## Extract provided
◇ ◇ ◇ ◇ ◇
No problem Pensacola tiger

I've followed the instructions and when i go into the manual set up of the base station it sees the hard drive and says that there is 70g worth of info on it. I've set up an account and the drive is now mounted on my desk top via the airport extreme. However when i access the drive all i get is a blank finder window and none of my folders show up. 
Now the drive is Fat32 formatted and after a bit of research last night i found that the drives for windows needs to be formatted Fat32 but for macs it needs to be formatted another way (i can't remeber what it said now). So im hoping its just that the drive is incorrectly formatted.


----------



## fccabs

Well i finally got it to work last night at 1.30am. I set up a new folder in the blank finder window and then reconnected the HD direct to the mac. I found the new folder on the HD drive in a folder called shared, so i dragged some more items into the shared folder and reconnected to the airport extreme and the new items appeared on the drive. 

Thanks for everyones help/suggestions on this


----------



## fccabs

I've gt a new problem on this in that sincce i updated the airport extreme firmware to 7.1, everytime i disconect and power down my external hard drive it doesn't autmatically reconect when i repower it up. have to go in an fiddle abut with the settings in order to get it to work. So my question is, is it ok to leave my external hardrive on permanently even if im not using it or am i wearing it out just by having it switched on???


----------



## Pensacola Tiger

fccabs said:


> I've gt a new problem on this in that sincce i updated the airport extreme firmware to 7.1, everytime i disconect and power down my external hard drive it doesn't autmatically reconect when i repower it up. have to go in an fiddle abut with the settings in order to get it to work. So my question is, is it ok to leave my external hardrive on permanently even if im not using it or am i wearing it out just by having it switched on???
◇ ◇ ◇ ◇ ◇
## Provided data
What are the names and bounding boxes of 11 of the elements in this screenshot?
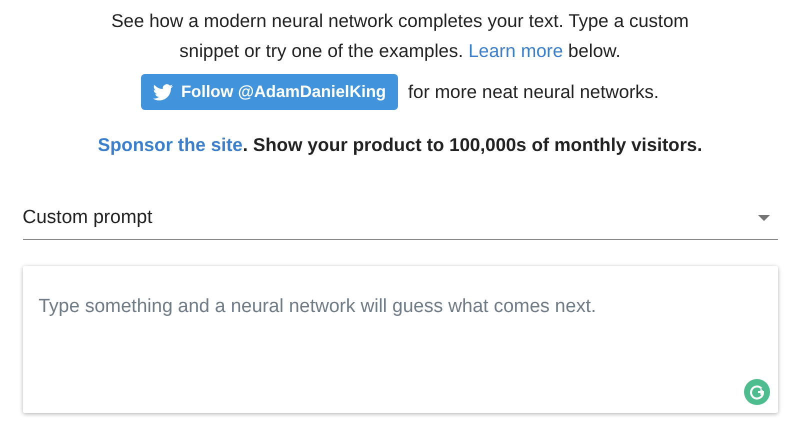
◇ ◇ ◇ ◇ ◇
## Directive
In the forum thread about the AirPort Extreme drive, write out the passage from "Now the drive" to "is incorrectly formatted." again, renaming "Fat32" to "FAT32" throughout.

## Exercise result
Now the drive is FAT32 formatted and after a bit of research last night i found that the drives for windows needs to be formatted FAT32 but for macs it needs to be formatted another way (i can't remeber what it said now). So im hoping its just that the drive is incorrectly formatted.